Nothing should be left out: output all of the entries exactly.

[Collected data entries]
=-=-=-=-=
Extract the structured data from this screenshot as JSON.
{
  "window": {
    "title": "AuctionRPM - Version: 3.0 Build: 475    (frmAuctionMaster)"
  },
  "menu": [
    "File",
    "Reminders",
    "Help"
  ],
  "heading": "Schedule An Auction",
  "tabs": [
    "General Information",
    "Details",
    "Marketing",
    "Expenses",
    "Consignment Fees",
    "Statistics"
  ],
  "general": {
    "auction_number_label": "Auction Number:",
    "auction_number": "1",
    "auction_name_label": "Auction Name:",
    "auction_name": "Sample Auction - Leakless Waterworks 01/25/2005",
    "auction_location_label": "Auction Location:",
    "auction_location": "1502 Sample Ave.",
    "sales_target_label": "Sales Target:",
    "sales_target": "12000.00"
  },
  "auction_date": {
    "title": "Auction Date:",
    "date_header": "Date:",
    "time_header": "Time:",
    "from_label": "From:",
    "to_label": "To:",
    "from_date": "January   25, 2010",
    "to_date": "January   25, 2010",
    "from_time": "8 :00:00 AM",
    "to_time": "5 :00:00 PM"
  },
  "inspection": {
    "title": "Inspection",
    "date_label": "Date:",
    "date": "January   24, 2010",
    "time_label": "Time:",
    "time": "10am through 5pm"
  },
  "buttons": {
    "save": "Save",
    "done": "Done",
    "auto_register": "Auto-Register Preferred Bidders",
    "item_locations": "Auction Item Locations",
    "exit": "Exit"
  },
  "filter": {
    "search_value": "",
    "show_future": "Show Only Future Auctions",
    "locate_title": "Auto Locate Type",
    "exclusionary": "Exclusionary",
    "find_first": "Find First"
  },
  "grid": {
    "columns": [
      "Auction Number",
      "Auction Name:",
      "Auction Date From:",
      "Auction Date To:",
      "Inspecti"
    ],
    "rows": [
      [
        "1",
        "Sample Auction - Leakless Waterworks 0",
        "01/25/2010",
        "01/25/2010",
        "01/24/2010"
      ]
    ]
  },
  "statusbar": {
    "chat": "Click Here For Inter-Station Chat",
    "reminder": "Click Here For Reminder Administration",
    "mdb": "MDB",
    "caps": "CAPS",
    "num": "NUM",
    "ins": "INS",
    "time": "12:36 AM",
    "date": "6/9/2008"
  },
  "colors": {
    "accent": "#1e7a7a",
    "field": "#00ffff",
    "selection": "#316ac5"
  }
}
=-=-=-=-=
> _Response to the task_
Extract the structured data from this screenshot as JSON.
{
  "window": {
    "title": "AuctionRPM - Version: 3.0 Build: 475    (frmAuctionMaster)"
  },
  "menu": [
    "File",
    "Reminders",
    "Help"
  ],
  "heading": "Schedule An Auction",
  "tabs": [
    "General Information",
    "Details",
    "Marketing",
    "Expenses",
    "Consignment Fees",
    "Statistics"
  ],
  "general": {
    "auction_number_label": "Auction Number:",
    "auction_number": "1",
    "auction_name_label": "Auction Name:",
    "auction_name": "Sample Auction - Leakless Waterworks 01/25/2005",
    "auction_location_label": "Auction Location:",
    "auction_location": "1502 Sample Ave.",
    "sales_target_label": "Sales Target:",
    "sales_target": "12000.00"
  },
  "auction_date": {
    "title": "Auction Date:",
    "date_header": "Date:",
    "time_header": "Time:",
    "from_label": "From:",
    "to_label": "To:",
    "from_date": "January   25, 2010",
    "to_date": "January   25, 2010",
    "from_time": "8 :00:00 AM",
    "to_time": "5 :00:00 PM"
  },
  "inspection": {
    "title": "Inspection",
    "date_label": "Date:",
    "date": "January   24, 2010",
    "time_label": "Time:",
    "time": "10am through 5pm"
  },
  "buttons": {
    "save": "Save",
    "done": "Done",
    "auto_register": "Auto-Register Preferred Bidders",
    "item_locations": "Auction Item Locations",
    "exit": "Exit"
  },
  "filter": {
    "search_value": "",
    "show_future": "Show Only Future Auctions",
    "locate_title": "Auto Locate Type",
    "exclusionary": "Exclusionary",
    "find_first": "Find First"
  },
  "grid": {
    "columns": [
      "Auction Number",
      "Auction Name:",
      "Auction Date From:",
      "Auction Date To:",
      "Inspecti"
    ],
    "rows": [
      [
        "1",
        "Sample Auction - Leakless Waterworks 0",
        "01/25/2010",
        "01/25/2010",
        "01/24/2010"
      ]
    ]
  },
  "statusbar": {
    "chat": "Click Here For Inter-Station Chat",
    "reminder": "Click Here For Reminder Administration",
    "mdb": "MDB",
    "caps": "CAPS",
    "num": "NUM",
    "ins": "INS",
    "time": "12:36 AM",
    "date": "6/9/2008"
  },
  "colors": {
    "accent": "#1e7a7a",
    "field": "#00ffff",
    "selection": "#316ac5"
  }
}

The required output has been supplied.